• _TASK REQUIREMENTS_
Copy out the data below verbatim.

• _PROVIDED INFORMATION_
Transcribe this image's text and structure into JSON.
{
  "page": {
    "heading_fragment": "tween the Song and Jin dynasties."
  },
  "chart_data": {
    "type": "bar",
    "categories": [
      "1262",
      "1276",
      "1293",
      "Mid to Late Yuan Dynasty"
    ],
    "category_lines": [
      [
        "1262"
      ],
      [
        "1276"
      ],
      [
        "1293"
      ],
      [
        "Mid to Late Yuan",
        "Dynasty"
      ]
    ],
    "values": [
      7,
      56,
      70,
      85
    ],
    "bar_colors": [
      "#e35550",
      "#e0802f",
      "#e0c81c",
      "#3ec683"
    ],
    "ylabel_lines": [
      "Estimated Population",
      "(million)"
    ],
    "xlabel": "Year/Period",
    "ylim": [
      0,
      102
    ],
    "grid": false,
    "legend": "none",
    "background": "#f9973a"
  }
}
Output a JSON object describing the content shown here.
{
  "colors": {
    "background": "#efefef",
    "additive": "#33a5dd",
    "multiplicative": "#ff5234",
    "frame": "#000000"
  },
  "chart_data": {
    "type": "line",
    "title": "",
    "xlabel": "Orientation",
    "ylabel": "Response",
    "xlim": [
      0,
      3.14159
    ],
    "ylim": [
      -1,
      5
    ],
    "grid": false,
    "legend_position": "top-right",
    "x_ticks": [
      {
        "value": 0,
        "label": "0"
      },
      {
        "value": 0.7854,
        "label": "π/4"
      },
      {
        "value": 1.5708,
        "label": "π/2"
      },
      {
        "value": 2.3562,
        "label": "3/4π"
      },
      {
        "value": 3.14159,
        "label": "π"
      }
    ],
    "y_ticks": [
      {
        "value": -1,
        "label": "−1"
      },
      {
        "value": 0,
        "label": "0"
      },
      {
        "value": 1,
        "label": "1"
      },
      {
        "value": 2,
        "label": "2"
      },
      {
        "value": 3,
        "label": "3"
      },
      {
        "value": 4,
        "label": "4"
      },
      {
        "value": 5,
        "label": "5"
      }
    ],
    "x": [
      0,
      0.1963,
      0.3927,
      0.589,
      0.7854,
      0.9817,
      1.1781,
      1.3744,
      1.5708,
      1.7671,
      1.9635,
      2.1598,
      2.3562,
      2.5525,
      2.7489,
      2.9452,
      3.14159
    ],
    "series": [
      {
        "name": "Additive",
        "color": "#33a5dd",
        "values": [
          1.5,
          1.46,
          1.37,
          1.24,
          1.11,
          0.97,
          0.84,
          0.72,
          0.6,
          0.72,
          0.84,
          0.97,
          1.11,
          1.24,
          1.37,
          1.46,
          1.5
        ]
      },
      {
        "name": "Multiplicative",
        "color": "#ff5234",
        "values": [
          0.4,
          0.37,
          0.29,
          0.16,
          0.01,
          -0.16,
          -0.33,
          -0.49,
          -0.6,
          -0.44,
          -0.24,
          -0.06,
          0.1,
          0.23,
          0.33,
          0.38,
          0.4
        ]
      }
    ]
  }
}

• _CORRECT RESPONSE_
Transcribe this image's text and structure into JSON.
{
  "page": {
    "heading_fragment": "tween the Song and Jin dynasties."
  },
  "chart_data": {
    "type": "bar",
    "categories": [
      "1262",
      "1276",
      "1293",
      "Mid to Late Yuan Dynasty"
    ],
    "category_lines": [
      [
        "1262"
      ],
      [
        "1276"
      ],
      [
        "1293"
      ],
      [
        "Mid to Late Yuan",
        "Dynasty"
      ]
    ],
    "values": [
      7,
      56,
      70,
      85
    ],
    "bar_colors": [
      "#e35550",
      "#e0802f",
      "#e0c81c",
      "#3ec683"
    ],
    "ylabel_lines": [
      "Estimated Population",
      "(million)"
    ],
    "xlabel": "Year/Period",
    "ylim": [
      0,
      102
    ],
    "grid": false,
    "legend": "none",
    "background": "#f9973a"
  }
}
Output a JSON object describing the content shown here.
{
  "colors": {
    "background": "#efefef",
    "additive": "#33a5dd",
    "multiplicative": "#ff5234",
    "frame": "#000000"
  },
  "chart_data": {
    "type": "line",
    "title": "",
    "xlabel": "Orientation",
    "ylabel": "Response",
    "xlim": [
      0,
      3.14159
    ],
    "ylim": [
      -1,
      5
    ],
    "grid": false,
    "legend_position": "top-right",
    "x_ticks": [
      {
        "value": 0,
        "label": "0"
      },
      {
        "value": 0.7854,
        "label": "π/4"
      },
      {
        "value": 1.5708,
        "label": "π/2"
      },
      {
        "value": 2.3562,
        "label": "3/4π"
      },
      {
        "value": 3.14159,
        "label": "π"
      }
    ],
    "y_ticks": [
      {
        "value": -1,
        "label": "−1"
      },
      {
        "value": 0,
        "label": "0"
      },
      {
        "value": 1,
        "label": "1"
      },
      {
        "value": 2,
        "label": "2"
      },
      {
        "value": 3,
        "label": "3"
      },
      {
        "value": 4,
        "label": "4"
      },
      {
        "value": 5,
        "label": "5"
      }
    ],
    "x": [
      0,
      0.1963,
      0.3927,
      0.589,
      0.7854,
      0.9817,
      1.1781,
      1.3744,
      1.5708,
      1.7671,
      1.9635,
      2.1598,
      2.3562,
      2.5525,
      2.7489,
      2.9452,
      3.14159
    ],
    "series": [
      {
        "name": "Additive",
        "color": "#33a5dd",
        "values": [
          1.5,
          1.46,
          1.37,
          1.24,
          1.11,
          0.97,
          0.84,
          0.72,
          0.6,
          0.72,
          0.84,
          0.97,
          1.11,
          1.24,
          1.37,
          1.46,
          1.5
        ]
      },
      {
        "name": "Multiplicative",
        "color": "#ff5234",
        "values": [
          0.4,
          0.37,
          0.29,
          0.16,
          0.01,
          -0.16,
          -0.33,
          -0.49,
          -0.6,
          -0.44,
          -0.24,
          -0.06,
          0.1,
          0.23,
          0.33,
          0.38,
          0.4
        ]
      }
    ]
  }
}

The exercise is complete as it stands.